- Prompt: Return every entry exactly.

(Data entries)
----
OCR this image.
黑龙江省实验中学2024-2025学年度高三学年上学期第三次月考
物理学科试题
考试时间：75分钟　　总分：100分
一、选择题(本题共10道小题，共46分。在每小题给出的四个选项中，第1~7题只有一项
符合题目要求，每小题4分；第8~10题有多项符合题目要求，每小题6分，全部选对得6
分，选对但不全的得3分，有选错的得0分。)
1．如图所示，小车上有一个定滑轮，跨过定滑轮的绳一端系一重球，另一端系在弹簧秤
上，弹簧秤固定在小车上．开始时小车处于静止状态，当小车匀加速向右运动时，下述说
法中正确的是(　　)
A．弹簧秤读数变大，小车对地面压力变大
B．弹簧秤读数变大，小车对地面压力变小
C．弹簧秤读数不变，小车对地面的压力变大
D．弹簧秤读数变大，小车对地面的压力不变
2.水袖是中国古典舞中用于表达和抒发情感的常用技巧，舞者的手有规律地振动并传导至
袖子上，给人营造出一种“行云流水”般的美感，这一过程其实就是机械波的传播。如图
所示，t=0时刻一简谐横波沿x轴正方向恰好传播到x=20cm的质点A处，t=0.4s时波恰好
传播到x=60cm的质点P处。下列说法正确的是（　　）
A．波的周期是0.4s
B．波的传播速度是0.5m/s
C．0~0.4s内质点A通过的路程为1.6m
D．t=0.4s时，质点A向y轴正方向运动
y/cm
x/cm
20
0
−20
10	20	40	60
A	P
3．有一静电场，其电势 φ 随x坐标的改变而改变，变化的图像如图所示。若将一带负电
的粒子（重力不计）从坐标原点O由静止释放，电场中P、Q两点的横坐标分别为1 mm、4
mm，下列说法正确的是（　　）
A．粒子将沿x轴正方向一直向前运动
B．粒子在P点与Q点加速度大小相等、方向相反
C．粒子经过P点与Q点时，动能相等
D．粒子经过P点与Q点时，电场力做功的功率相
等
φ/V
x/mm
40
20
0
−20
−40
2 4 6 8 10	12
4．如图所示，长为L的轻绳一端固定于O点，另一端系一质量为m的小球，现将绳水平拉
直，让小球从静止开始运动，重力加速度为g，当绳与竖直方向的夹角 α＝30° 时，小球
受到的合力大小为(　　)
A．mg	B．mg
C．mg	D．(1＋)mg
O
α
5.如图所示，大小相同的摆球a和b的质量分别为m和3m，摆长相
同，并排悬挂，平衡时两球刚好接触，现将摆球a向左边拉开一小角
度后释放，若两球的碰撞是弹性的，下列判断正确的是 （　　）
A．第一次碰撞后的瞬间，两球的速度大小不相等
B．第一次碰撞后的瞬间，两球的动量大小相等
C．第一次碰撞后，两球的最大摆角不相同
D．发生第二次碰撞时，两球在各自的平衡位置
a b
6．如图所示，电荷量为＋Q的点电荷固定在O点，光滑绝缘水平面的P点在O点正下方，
----
- Result for this exercise:
OCR this image.
黑龙江省实验中学2024-2025学年度高三学年上学期第三次月考
物理学科试题
考试时间：75分钟　　总分：100分
一、选择题(本题共10道小题，共46分。在每小题给出的四个选项中，第1~7题只有一项
符合题目要求，每小题4分；第8~10题有多项符合题目要求，每小题6分，全部选对得6
分，选对但不全的得3分，有选错的得0分。)
1．如图所示，小车上有一个定滑轮，跨过定滑轮的绳一端系一重球，另一端系在弹簧秤
上，弹簧秤固定在小车上．开始时小车处于静止状态，当小车匀加速向右运动时，下述说
法中正确的是(　　)
A．弹簧秤读数变大，小车对地面压力变大
B．弹簧秤读数变大，小车对地面压力变小
C．弹簧秤读数不变，小车对地面的压力变大
D．弹簧秤读数变大，小车对地面的压力不变
2.水袖是中国古典舞中用于表达和抒发情感的常用技巧，舞者的手有规律地振动并传导至
袖子上，给人营造出一种“行云流水”般的美感，这一过程其实就是机械波的传播。如图
所示，t=0时刻一简谐横波沿x轴正方向恰好传播到x=20cm的质点A处，t=0.4s时波恰好
传播到x=60cm的质点P处。下列说法正确的是（　　）
A．波的周期是0.4s
B．波的传播速度是0.5m/s
C．0~0.4s内质点A通过的路程为1.6m
D．t=0.4s时，质点A向y轴正方向运动
y/cm
x/cm
20
0
−20
10	20	40	60
A	P
3．有一静电场，其电势 φ 随x坐标的改变而改变，变化的图像如图所示。若将一带负电
的粒子（重力不计）从坐标原点O由静止释放，电场中P、Q两点的横坐标分别为1 mm、4
mm，下列说法正确的是（　　）
A．粒子将沿x轴正方向一直向前运动
B．粒子在P点与Q点加速度大小相等、方向相反
C．粒子经过P点与Q点时，动能相等
D．粒子经过P点与Q点时，电场力做功的功率相
等
φ/V
x/mm
40
20
0
−20
−40
2 4 6 8 10	12
4．如图所示，长为L的轻绳一端固定于O点，另一端系一质量为m的小球，现将绳水平拉
直，让小球从静止开始运动，重力加速度为g，当绳与竖直方向的夹角 α＝30° 时，小球
受到的合力大小为(　　)
A．mg	B．mg
C．mg	D．(1＋)mg
O
α
5.如图所示，大小相同的摆球a和b的质量分别为m和3m，摆长相
同，并排悬挂，平衡时两球刚好接触，现将摆球a向左边拉开一小角
度后释放，若两球的碰撞是弹性的，下列判断正确的是 （　　）
A．第一次碰撞后的瞬间，两球的速度大小不相等
B．第一次碰撞后的瞬间，两球的动量大小相等
C．第一次碰撞后，两球的最大摆角不相同
D．发生第二次碰撞时，两球在各自的平衡位置
a b
6．如图所示，电荷量为＋Q的点电荷固定在O点，光滑绝缘水平面的P点在O点正下方，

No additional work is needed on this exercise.